Written task: Tally up the lines that include "fill" and state that number by itself.

The input:
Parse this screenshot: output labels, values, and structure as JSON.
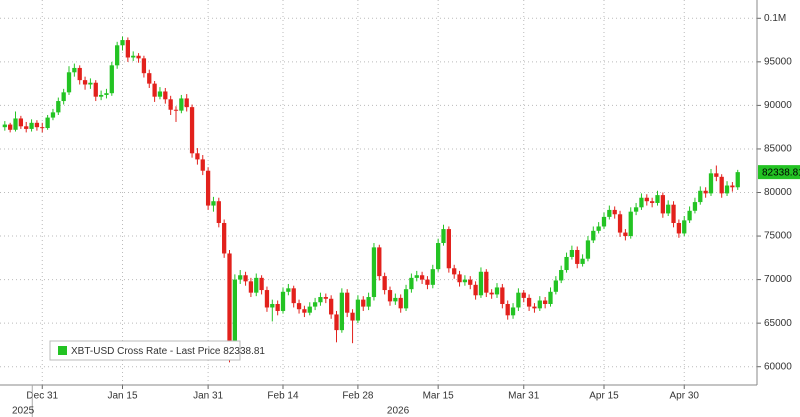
{
  "chart_data": {
    "type": "candlestick",
    "series": [
      {
        "name": "XBT-USD Cross Rate - Last Price",
        "up_color": "#23c323",
        "down_color": "#e2211c",
        "x": [
          -7,
          -6,
          -5,
          -4,
          -3,
          -2,
          -1,
          0,
          1,
          2,
          3,
          4,
          5,
          6,
          7,
          8,
          9,
          10,
          11,
          12,
          13,
          14,
          15,
          16,
          17,
          18,
          19,
          20,
          21,
          22,
          23,
          24,
          25,
          26,
          27,
          28,
          29,
          30,
          31,
          32,
          33,
          34,
          35,
          36,
          37,
          38,
          39,
          40,
          41,
          42,
          43,
          44,
          45,
          46,
          47,
          48,
          49,
          50,
          51,
          52,
          53,
          54,
          55,
          56,
          57,
          58,
          59,
          60,
          61,
          62,
          63,
          64,
          65,
          66,
          67,
          68,
          69,
          70,
          71,
          72,
          73,
          74,
          75,
          76,
          77,
          78,
          79,
          80,
          81,
          82,
          83,
          84,
          85,
          86,
          87,
          88,
          89,
          90,
          91,
          92,
          93,
          94,
          95,
          96,
          97,
          98,
          99,
          100,
          101,
          102,
          103,
          104,
          105,
          106,
          107,
          108,
          109,
          110,
          111,
          112,
          113,
          114,
          115,
          116,
          117,
          118,
          119,
          120,
          121,
          122,
          123,
          124,
          125,
          126,
          127,
          128,
          129,
          130
        ],
        "candles": [
          [
            87500,
            88200,
            87100,
            87800
          ],
          [
            87800,
            88000,
            86900,
            87200
          ],
          [
            87200,
            89300,
            87000,
            88500
          ],
          [
            88500,
            88800,
            87300,
            87600
          ],
          [
            87600,
            88100,
            86900,
            87300
          ],
          [
            87300,
            88400,
            87000,
            88000
          ],
          [
            88000,
            88300,
            87100,
            87500
          ],
          [
            87500,
            88000,
            86900,
            87400
          ],
          [
            87400,
            88900,
            87200,
            88600
          ],
          [
            88600,
            89600,
            88300,
            89200
          ],
          [
            89200,
            90900,
            88900,
            90500
          ],
          [
            90500,
            91900,
            90100,
            91500
          ],
          [
            91500,
            94500,
            91200,
            93800
          ],
          [
            93800,
            94800,
            93300,
            94300
          ],
          [
            94300,
            94600,
            92400,
            92900
          ],
          [
            92900,
            93300,
            91800,
            92400
          ],
          [
            92400,
            93100,
            91900,
            92600
          ],
          [
            92600,
            92900,
            90500,
            91000
          ],
          [
            91000,
            91700,
            90600,
            91200
          ],
          [
            91200,
            91900,
            90800,
            91400
          ],
          [
            91400,
            95000,
            91100,
            94600
          ],
          [
            94600,
            97300,
            94200,
            96900
          ],
          [
            96900,
            97900,
            96300,
            97500
          ],
          [
            97500,
            97800,
            95000,
            95500
          ],
          [
            95500,
            96200,
            95100,
            95700
          ],
          [
            95700,
            96000,
            94900,
            95400
          ],
          [
            95400,
            95700,
            93200,
            93700
          ],
          [
            93700,
            94100,
            92000,
            92500
          ],
          [
            92500,
            92800,
            90400,
            91000
          ],
          [
            91000,
            92100,
            90700,
            91600
          ],
          [
            91600,
            92000,
            90200,
            90700
          ],
          [
            90700,
            91100,
            88900,
            89500
          ],
          [
            89500,
            89900,
            88100,
            89400
          ],
          [
            89400,
            91200,
            89100,
            90800
          ],
          [
            90800,
            91300,
            89300,
            89800
          ],
          [
            89800,
            90100,
            84000,
            84500
          ],
          [
            84500,
            85100,
            83200,
            83800
          ],
          [
            83800,
            84300,
            82000,
            82500
          ],
          [
            82500,
            82900,
            78000,
            78500
          ],
          [
            78500,
            79500,
            77800,
            79000
          ],
          [
            79000,
            79400,
            76000,
            76500
          ],
          [
            76500,
            76900,
            72500,
            73000
          ],
          [
            73000,
            73400,
            60500,
            62500
          ],
          [
            62500,
            70600,
            62200,
            70000
          ],
          [
            70000,
            71100,
            69500,
            70500
          ],
          [
            70500,
            70900,
            69300,
            69800
          ],
          [
            69800,
            70200,
            68000,
            68500
          ],
          [
            68500,
            70700,
            68100,
            70200
          ],
          [
            70200,
            70500,
            68300,
            68800
          ],
          [
            68800,
            69200,
            66300,
            66800
          ],
          [
            66800,
            67700,
            65200,
            67200
          ],
          [
            67200,
            67600,
            65900,
            66400
          ],
          [
            66400,
            69100,
            66100,
            68600
          ],
          [
            68600,
            69500,
            68200,
            69000
          ],
          [
            69000,
            69300,
            66800,
            67300
          ],
          [
            67300,
            67700,
            66100,
            66600
          ],
          [
            66600,
            67000,
            65700,
            66200
          ],
          [
            66200,
            67400,
            65900,
            66900
          ],
          [
            66900,
            67900,
            66500,
            67400
          ],
          [
            67400,
            68500,
            67000,
            68000
          ],
          [
            68000,
            68400,
            67300,
            67800
          ],
          [
            67800,
            68200,
            65500,
            66000
          ],
          [
            66000,
            66400,
            62800,
            64200
          ],
          [
            64200,
            69000,
            63900,
            68500
          ],
          [
            68500,
            68900,
            65700,
            66200
          ],
          [
            66200,
            66600,
            62700,
            65300
          ],
          [
            65300,
            68200,
            65000,
            67700
          ],
          [
            67700,
            68100,
            66400,
            66900
          ],
          [
            66900,
            68500,
            66500,
            68000
          ],
          [
            68000,
            74200,
            67600,
            73700
          ],
          [
            73700,
            74000,
            69900,
            70400
          ],
          [
            70400,
            70800,
            68300,
            68800
          ],
          [
            68800,
            69200,
            67000,
            67500
          ],
          [
            67500,
            68400,
            67100,
            67900
          ],
          [
            67900,
            68300,
            66200,
            66700
          ],
          [
            66700,
            69400,
            66400,
            68900
          ],
          [
            68900,
            70700,
            68500,
            70200
          ],
          [
            70200,
            71000,
            69800,
            70500
          ],
          [
            70500,
            70900,
            69500,
            70000
          ],
          [
            70000,
            70400,
            68900,
            69400
          ],
          [
            69400,
            71700,
            69000,
            71200
          ],
          [
            71200,
            74700,
            70900,
            74200
          ],
          [
            74200,
            76300,
            73900,
            75800
          ],
          [
            75800,
            76100,
            70800,
            71300
          ],
          [
            71300,
            71700,
            70100,
            70600
          ],
          [
            70600,
            71000,
            69200,
            69700
          ],
          [
            69700,
            70500,
            69300,
            70000
          ],
          [
            70000,
            70400,
            68900,
            69400
          ],
          [
            69400,
            69800,
            67700,
            68200
          ],
          [
            68200,
            71400,
            67900,
            70900
          ],
          [
            70900,
            71200,
            68000,
            68500
          ],
          [
            68500,
            68900,
            67800,
            68300
          ],
          [
            68300,
            69600,
            67900,
            69100
          ],
          [
            69100,
            69500,
            66700,
            67200
          ],
          [
            67200,
            67600,
            65400,
            65900
          ],
          [
            65900,
            67300,
            65500,
            66800
          ],
          [
            66800,
            69000,
            66400,
            68500
          ],
          [
            68500,
            68800,
            67400,
            67900
          ],
          [
            67900,
            68300,
            66400,
            66900
          ],
          [
            66900,
            67300,
            66200,
            66700
          ],
          [
            66700,
            68100,
            66400,
            67600
          ],
          [
            67600,
            68000,
            66700,
            67200
          ],
          [
            67200,
            69100,
            66900,
            68600
          ],
          [
            68600,
            70400,
            68300,
            69900
          ],
          [
            69900,
            71600,
            69600,
            71100
          ],
          [
            71100,
            73100,
            70800,
            72600
          ],
          [
            72600,
            73900,
            72300,
            73400
          ],
          [
            73400,
            73800,
            71300,
            71800
          ],
          [
            71800,
            72900,
            71500,
            72400
          ],
          [
            72400,
            75000,
            72100,
            74500
          ],
          [
            74500,
            76100,
            74200,
            75600
          ],
          [
            75600,
            76600,
            75300,
            76100
          ],
          [
            76100,
            77700,
            75800,
            77200
          ],
          [
            77200,
            78500,
            76900,
            78000
          ],
          [
            78000,
            78400,
            77000,
            77500
          ],
          [
            77500,
            77900,
            74900,
            75400
          ],
          [
            75400,
            75800,
            74500,
            75000
          ],
          [
            75000,
            78300,
            74700,
            77800
          ],
          [
            77800,
            78800,
            77400,
            78300
          ],
          [
            78300,
            79900,
            78000,
            79400
          ],
          [
            79400,
            79800,
            78500,
            79000
          ],
          [
            79000,
            79400,
            78300,
            78800
          ],
          [
            78800,
            80200,
            78500,
            79700
          ],
          [
            79700,
            80000,
            77100,
            77600
          ],
          [
            77600,
            79100,
            77300,
            78600
          ],
          [
            78600,
            79000,
            76000,
            76500
          ],
          [
            76500,
            76900,
            74800,
            75300
          ],
          [
            75300,
            77300,
            75000,
            76800
          ],
          [
            76800,
            78400,
            76500,
            77900
          ],
          [
            77900,
            79400,
            77600,
            78900
          ],
          [
            78900,
            80700,
            78600,
            80200
          ],
          [
            80200,
            80600,
            79400,
            79900
          ],
          [
            79900,
            82700,
            79600,
            82200
          ],
          [
            82200,
            83100,
            81300,
            81800
          ],
          [
            81800,
            82100,
            79400,
            79900
          ],
          [
            79900,
            81300,
            79600,
            80800
          ],
          [
            80800,
            81200,
            80100,
            80600
          ],
          [
            80600,
            82600,
            80300,
            82338.81
          ]
        ]
      }
    ],
    "xlim": [
      -7.9,
      133.6
    ],
    "xticks": [
      {
        "value": 0,
        "label": "Dec 31"
      },
      {
        "value": 15,
        "label": "Jan 15"
      },
      {
        "value": 31,
        "label": "Jan 31"
      },
      {
        "value": 45,
        "label": "Feb 14"
      },
      {
        "value": 59,
        "label": "Feb 28"
      },
      {
        "value": 74,
        "label": "Mar 15"
      },
      {
        "value": 90,
        "label": "Mar 31"
      },
      {
        "value": 105,
        "label": "Apr 15"
      },
      {
        "value": 120,
        "label": "Apr 30"
      }
    ],
    "year_labels": [
      "2025",
      "2026"
    ],
    "ylim": [
      57900,
      102100
    ],
    "yticks": [
      60000,
      65000,
      70000,
      75000,
      80000,
      85000,
      90000,
      95000,
      {
        "value": 100000,
        "label": "0.1M"
      }
    ],
    "grid": true
  }
}
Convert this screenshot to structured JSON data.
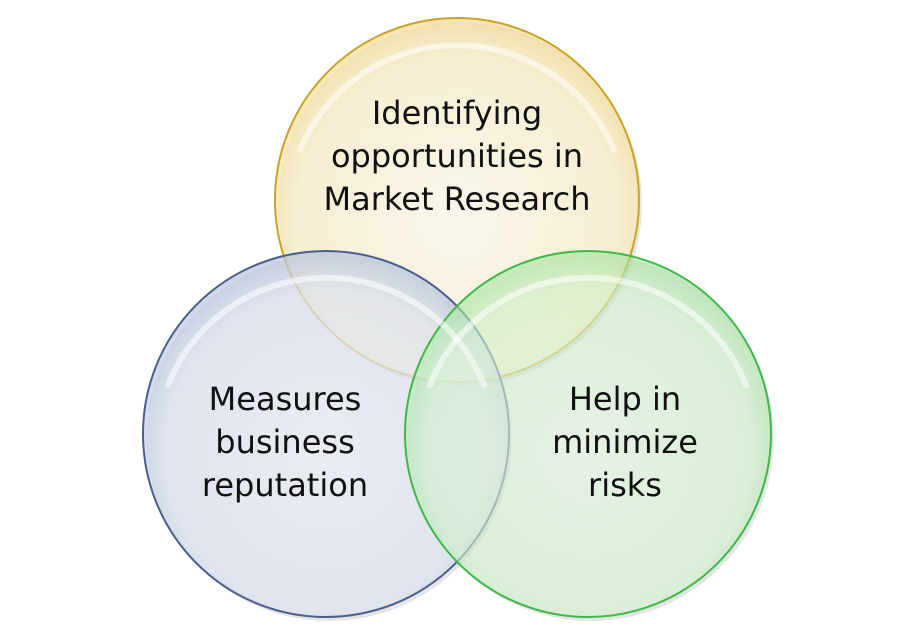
{
  "circles": {
    "top": {
      "lines": [
        "Identifying",
        "opportunities in",
        "Market Research"
      ],
      "fill": "#fdf1c6",
      "stroke": "#c9a227"
    },
    "left": {
      "lines": [
        "Measures",
        "business",
        "reputation"
      ],
      "fill": "#d8e1f1",
      "stroke": "#4a5f8c"
    },
    "right": {
      "lines": [
        "Help in",
        "minimize",
        "risks"
      ],
      "fill": "#c9f1c4",
      "stroke": "#3fb84a"
    }
  }
}
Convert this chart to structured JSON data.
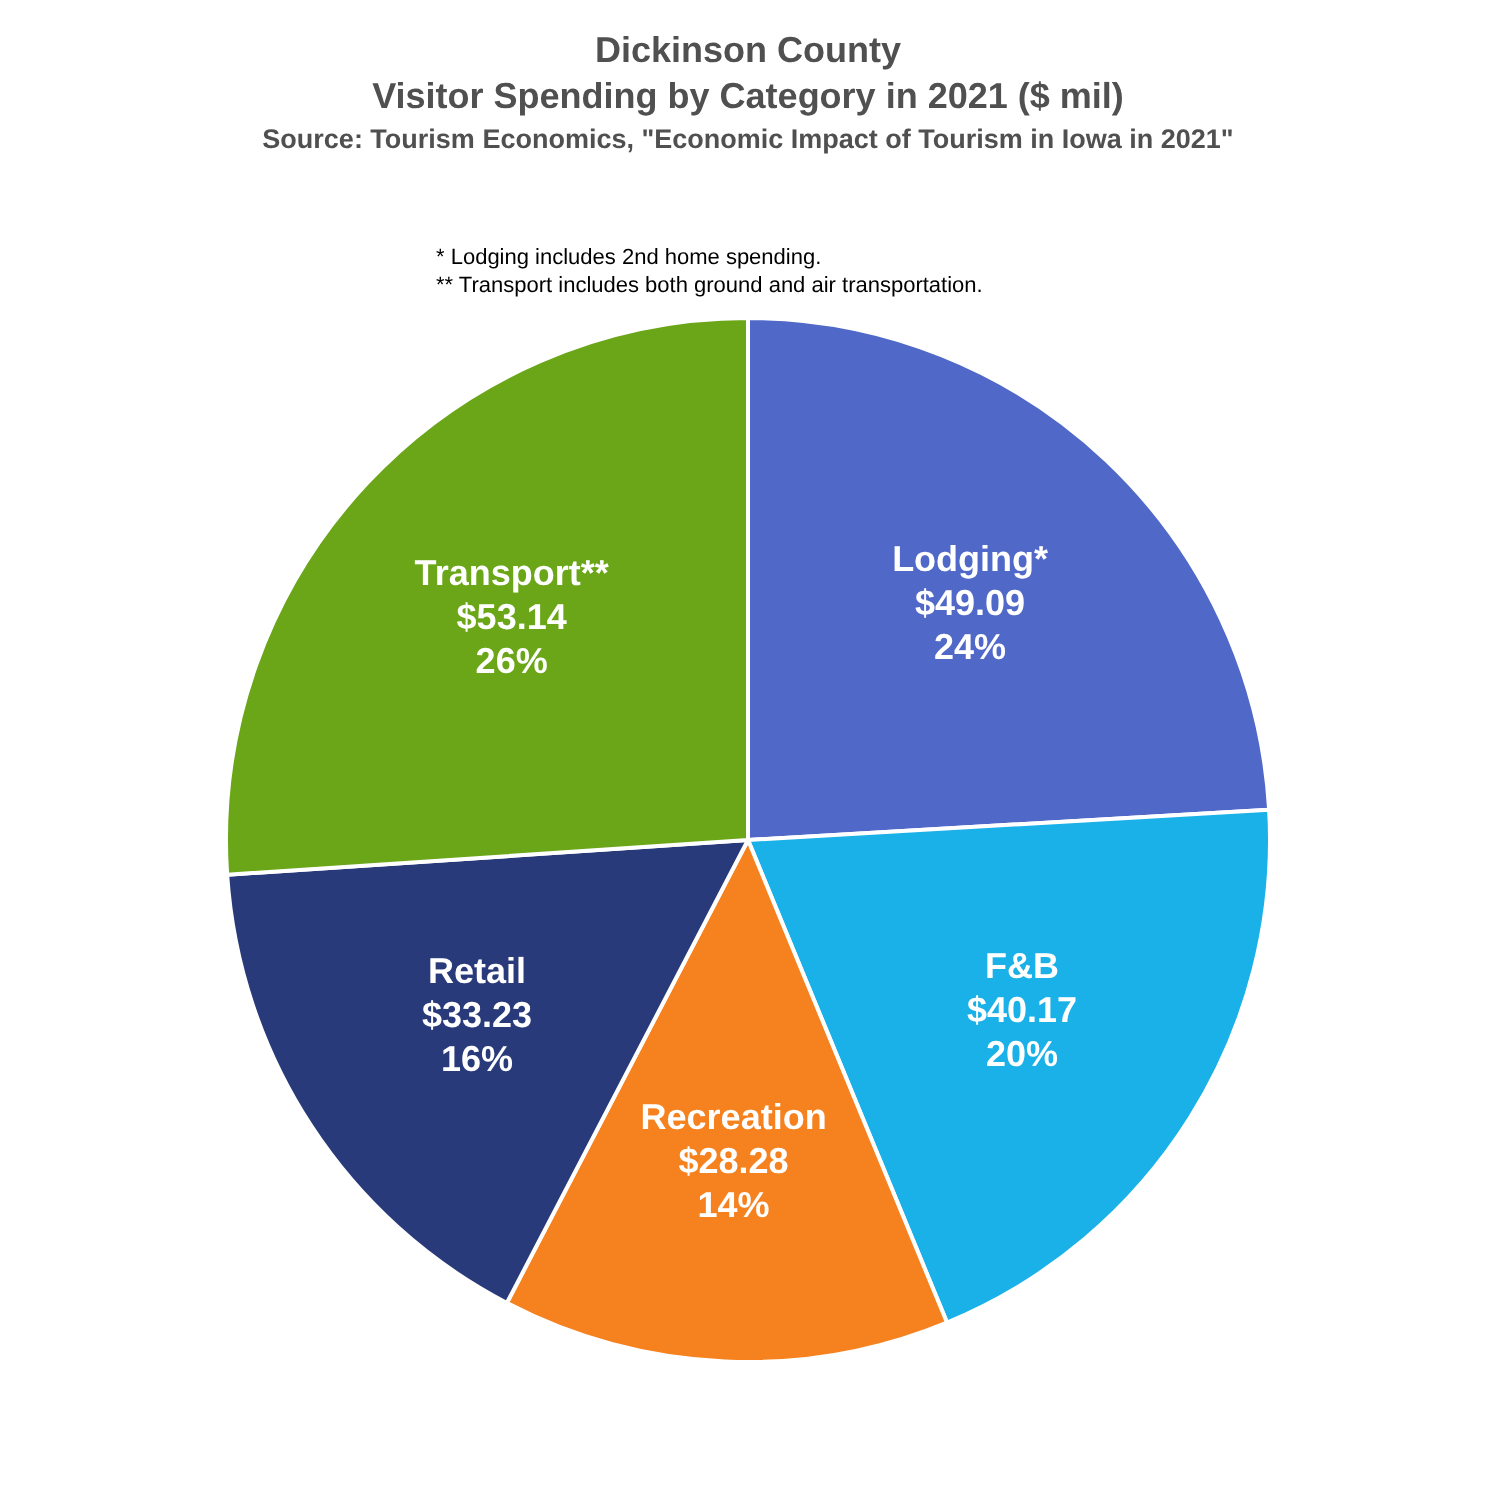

Full output: 3